[REQUIRED WORK]: Transcribe the entries that follow exactly as they appear, minus pictures.

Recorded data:
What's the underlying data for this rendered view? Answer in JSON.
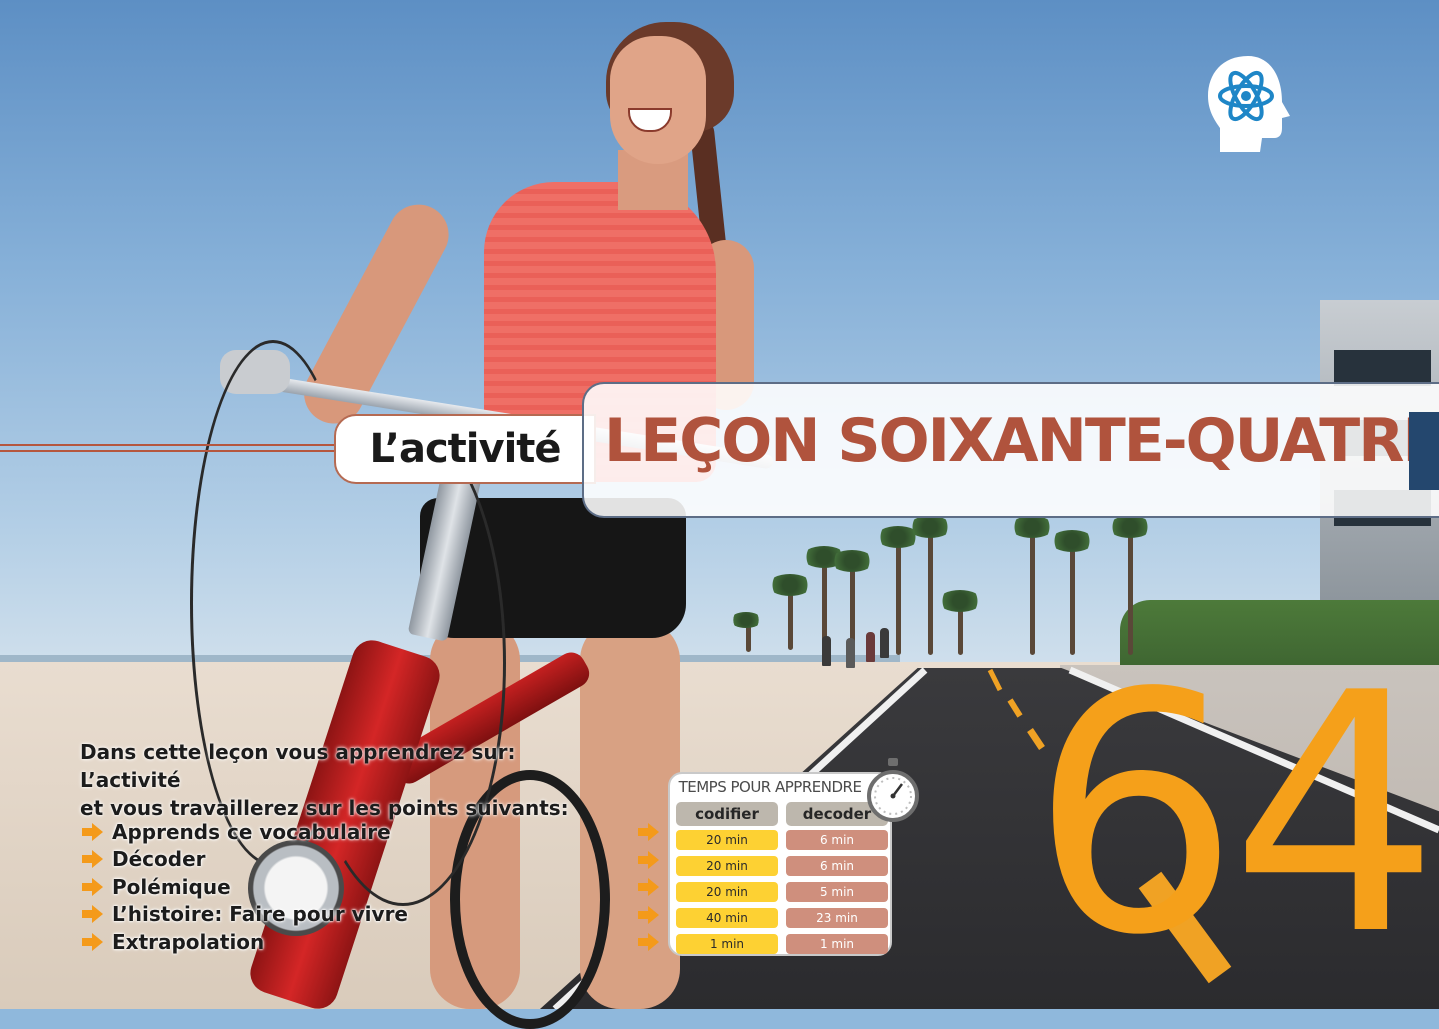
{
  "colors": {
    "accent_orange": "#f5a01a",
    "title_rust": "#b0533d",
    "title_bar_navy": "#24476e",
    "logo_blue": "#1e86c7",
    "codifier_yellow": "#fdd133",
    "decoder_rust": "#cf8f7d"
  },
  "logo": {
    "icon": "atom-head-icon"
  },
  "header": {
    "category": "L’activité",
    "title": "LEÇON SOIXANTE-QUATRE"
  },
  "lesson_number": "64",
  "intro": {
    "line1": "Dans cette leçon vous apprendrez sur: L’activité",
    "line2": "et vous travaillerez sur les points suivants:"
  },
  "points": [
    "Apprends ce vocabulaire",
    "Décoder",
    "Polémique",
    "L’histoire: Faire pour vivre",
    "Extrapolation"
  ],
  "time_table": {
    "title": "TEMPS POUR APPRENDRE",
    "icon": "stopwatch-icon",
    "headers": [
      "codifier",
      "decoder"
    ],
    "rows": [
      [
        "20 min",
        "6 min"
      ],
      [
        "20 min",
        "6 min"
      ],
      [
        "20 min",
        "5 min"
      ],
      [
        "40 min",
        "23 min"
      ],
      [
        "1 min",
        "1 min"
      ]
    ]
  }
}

[RESPONSE TO THIS EXERCISE]:
What's the underlying data for this rendered view? Answer in JSON.
{
  "colors": {
    "accent_orange": "#f5a01a",
    "title_rust": "#b0533d",
    "title_bar_navy": "#24476e",
    "logo_blue": "#1e86c7",
    "codifier_yellow": "#fdd133",
    "decoder_rust": "#cf8f7d"
  },
  "logo": {
    "icon": "atom-head-icon"
  },
  "header": {
    "category": "L’activité",
    "title": "LEÇON SOIXANTE-QUATRE"
  },
  "lesson_number": "64",
  "intro": {
    "line1": "Dans cette leçon vous apprendrez sur: L’activité",
    "line2": "et vous travaillerez sur les points suivants:"
  },
  "points": [
    "Apprends ce vocabulaire",
    "Décoder",
    "Polémique",
    "L’histoire: Faire pour vivre",
    "Extrapolation"
  ],
  "time_table": {
    "title": "TEMPS POUR APPRENDRE",
    "icon": "stopwatch-icon",
    "headers": [
      "codifier",
      "decoder"
    ],
    "rows": [
      [
        "20 min",
        "6 min"
      ],
      [
        "20 min",
        "6 min"
      ],
      [
        "20 min",
        "5 min"
      ],
      [
        "40 min",
        "23 min"
      ],
      [
        "1 min",
        "1 min"
      ]
    ]
  }
}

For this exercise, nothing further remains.